◆ Directions: Only the lines holding the string "rule" are needed. Copy each one.

**** Given records ****

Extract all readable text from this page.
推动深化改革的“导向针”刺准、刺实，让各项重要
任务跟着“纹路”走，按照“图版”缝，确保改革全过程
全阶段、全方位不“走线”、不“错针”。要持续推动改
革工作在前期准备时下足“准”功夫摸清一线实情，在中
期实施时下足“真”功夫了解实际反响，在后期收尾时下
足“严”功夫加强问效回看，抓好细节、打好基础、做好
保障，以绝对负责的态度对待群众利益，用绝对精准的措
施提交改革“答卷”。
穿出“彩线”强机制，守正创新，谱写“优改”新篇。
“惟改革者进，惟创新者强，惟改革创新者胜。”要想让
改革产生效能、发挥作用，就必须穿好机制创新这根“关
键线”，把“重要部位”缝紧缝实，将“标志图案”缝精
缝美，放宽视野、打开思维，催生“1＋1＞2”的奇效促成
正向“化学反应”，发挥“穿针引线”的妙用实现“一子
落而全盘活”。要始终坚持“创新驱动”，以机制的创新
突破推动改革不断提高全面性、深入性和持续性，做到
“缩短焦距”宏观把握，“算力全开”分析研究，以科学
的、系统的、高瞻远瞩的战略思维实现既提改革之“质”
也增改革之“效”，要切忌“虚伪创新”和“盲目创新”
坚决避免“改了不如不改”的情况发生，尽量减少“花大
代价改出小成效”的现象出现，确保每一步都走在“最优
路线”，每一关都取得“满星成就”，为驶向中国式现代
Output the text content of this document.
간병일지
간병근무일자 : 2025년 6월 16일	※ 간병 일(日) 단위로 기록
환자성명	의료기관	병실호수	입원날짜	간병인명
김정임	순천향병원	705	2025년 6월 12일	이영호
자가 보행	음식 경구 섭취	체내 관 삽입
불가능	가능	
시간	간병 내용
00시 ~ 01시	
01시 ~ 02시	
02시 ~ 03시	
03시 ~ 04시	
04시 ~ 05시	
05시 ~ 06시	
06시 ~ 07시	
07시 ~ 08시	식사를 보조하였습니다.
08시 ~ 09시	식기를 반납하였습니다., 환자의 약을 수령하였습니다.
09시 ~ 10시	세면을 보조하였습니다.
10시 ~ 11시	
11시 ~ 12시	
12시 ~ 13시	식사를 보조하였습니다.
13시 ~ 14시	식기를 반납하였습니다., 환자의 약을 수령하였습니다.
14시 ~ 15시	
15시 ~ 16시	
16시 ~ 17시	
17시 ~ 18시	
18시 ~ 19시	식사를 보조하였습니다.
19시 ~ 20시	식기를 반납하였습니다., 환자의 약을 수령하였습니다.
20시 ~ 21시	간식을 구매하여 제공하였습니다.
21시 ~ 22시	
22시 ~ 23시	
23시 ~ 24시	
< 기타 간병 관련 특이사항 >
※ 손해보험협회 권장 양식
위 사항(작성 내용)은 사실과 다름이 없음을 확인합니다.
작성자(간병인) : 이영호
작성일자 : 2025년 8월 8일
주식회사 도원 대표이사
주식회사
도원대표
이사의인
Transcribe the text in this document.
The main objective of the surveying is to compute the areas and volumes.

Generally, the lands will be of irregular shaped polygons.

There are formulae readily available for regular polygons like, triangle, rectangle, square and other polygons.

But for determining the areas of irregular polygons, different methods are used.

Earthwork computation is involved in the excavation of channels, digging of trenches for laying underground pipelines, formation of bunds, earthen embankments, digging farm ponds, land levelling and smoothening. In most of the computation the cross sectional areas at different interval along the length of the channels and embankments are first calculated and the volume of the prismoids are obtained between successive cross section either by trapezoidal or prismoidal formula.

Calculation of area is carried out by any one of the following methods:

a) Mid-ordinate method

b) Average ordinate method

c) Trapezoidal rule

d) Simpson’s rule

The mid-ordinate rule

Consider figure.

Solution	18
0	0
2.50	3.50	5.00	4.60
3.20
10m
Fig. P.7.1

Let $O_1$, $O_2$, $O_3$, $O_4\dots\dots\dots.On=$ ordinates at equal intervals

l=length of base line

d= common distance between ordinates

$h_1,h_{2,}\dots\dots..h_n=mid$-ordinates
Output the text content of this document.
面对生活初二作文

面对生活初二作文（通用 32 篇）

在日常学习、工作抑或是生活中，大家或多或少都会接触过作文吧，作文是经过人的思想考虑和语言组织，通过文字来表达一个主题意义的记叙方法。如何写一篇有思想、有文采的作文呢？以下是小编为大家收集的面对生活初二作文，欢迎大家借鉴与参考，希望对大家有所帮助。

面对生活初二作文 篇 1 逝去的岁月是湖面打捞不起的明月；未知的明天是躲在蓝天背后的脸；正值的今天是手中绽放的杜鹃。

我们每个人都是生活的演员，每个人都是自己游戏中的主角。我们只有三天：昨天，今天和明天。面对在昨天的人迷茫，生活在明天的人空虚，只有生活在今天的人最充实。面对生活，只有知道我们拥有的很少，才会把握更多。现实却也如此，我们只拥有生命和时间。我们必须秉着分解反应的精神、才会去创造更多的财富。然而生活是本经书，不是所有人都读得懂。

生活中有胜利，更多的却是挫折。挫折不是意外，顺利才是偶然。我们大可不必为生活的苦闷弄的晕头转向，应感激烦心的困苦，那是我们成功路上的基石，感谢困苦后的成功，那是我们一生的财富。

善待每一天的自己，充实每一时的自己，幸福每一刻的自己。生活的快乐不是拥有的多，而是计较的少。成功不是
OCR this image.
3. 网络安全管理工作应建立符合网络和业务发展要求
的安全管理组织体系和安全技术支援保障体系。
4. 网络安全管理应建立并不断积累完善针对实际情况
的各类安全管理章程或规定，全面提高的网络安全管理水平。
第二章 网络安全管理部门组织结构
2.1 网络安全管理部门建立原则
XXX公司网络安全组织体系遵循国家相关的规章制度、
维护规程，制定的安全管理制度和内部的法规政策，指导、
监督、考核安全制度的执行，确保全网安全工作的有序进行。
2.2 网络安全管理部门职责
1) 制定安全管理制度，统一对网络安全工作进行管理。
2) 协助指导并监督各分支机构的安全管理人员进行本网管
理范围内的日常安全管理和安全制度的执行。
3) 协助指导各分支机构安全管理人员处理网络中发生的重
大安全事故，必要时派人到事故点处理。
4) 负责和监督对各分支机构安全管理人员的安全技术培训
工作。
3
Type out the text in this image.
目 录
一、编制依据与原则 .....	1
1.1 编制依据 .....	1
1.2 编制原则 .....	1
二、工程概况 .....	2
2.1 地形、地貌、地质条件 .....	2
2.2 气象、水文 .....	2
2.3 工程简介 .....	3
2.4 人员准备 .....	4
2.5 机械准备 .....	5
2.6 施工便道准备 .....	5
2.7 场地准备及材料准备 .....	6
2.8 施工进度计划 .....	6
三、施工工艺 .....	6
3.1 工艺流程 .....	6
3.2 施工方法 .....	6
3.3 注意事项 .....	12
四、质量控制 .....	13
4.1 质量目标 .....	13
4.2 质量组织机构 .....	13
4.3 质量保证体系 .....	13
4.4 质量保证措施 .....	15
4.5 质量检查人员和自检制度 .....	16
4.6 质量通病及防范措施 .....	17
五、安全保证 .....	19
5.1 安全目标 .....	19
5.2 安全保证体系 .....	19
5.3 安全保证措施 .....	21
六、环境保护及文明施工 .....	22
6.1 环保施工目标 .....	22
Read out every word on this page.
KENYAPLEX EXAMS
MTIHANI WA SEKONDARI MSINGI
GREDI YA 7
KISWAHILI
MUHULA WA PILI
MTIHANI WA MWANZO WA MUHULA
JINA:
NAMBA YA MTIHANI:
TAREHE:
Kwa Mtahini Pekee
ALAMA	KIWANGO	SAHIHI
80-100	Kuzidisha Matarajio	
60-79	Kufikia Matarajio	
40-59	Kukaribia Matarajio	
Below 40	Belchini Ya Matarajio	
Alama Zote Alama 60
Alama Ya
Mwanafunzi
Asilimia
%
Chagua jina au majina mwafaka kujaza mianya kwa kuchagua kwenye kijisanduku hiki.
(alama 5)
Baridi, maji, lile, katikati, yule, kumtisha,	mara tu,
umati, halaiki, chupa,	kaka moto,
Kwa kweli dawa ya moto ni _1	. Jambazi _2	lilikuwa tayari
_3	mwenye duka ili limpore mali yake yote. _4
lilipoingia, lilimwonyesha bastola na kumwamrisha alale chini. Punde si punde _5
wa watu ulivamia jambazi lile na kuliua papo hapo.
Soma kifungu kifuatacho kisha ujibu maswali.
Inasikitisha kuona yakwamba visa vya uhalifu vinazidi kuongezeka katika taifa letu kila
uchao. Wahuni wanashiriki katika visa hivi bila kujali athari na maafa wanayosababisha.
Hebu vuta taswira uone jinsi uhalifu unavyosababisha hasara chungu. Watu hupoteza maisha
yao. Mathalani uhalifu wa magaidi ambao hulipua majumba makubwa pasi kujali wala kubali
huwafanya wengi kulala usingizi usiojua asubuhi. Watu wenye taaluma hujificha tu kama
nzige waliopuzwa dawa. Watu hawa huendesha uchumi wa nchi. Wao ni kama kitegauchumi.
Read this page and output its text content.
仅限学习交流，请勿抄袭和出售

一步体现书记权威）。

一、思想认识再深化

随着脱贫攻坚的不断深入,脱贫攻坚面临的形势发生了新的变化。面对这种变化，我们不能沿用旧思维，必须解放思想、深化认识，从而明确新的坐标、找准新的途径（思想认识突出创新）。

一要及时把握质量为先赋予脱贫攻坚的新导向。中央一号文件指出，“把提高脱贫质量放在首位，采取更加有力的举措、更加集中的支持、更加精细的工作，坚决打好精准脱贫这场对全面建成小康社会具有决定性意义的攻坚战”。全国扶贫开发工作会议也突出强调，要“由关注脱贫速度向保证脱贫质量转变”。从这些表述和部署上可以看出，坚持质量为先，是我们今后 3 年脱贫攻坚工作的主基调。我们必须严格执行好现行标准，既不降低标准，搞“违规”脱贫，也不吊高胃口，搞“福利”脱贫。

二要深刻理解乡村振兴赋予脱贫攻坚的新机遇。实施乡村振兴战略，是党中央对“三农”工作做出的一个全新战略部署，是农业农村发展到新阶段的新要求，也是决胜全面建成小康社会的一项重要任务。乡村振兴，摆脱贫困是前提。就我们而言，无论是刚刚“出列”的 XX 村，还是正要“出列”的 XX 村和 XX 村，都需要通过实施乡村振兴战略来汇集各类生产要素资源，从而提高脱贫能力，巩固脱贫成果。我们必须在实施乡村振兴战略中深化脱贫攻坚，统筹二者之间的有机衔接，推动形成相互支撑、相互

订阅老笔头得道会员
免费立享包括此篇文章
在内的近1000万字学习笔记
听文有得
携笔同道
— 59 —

****

◆ Solution to this task:
c) Trapezoidal rule
d) Simpson’s rule
The mid-ordinate rule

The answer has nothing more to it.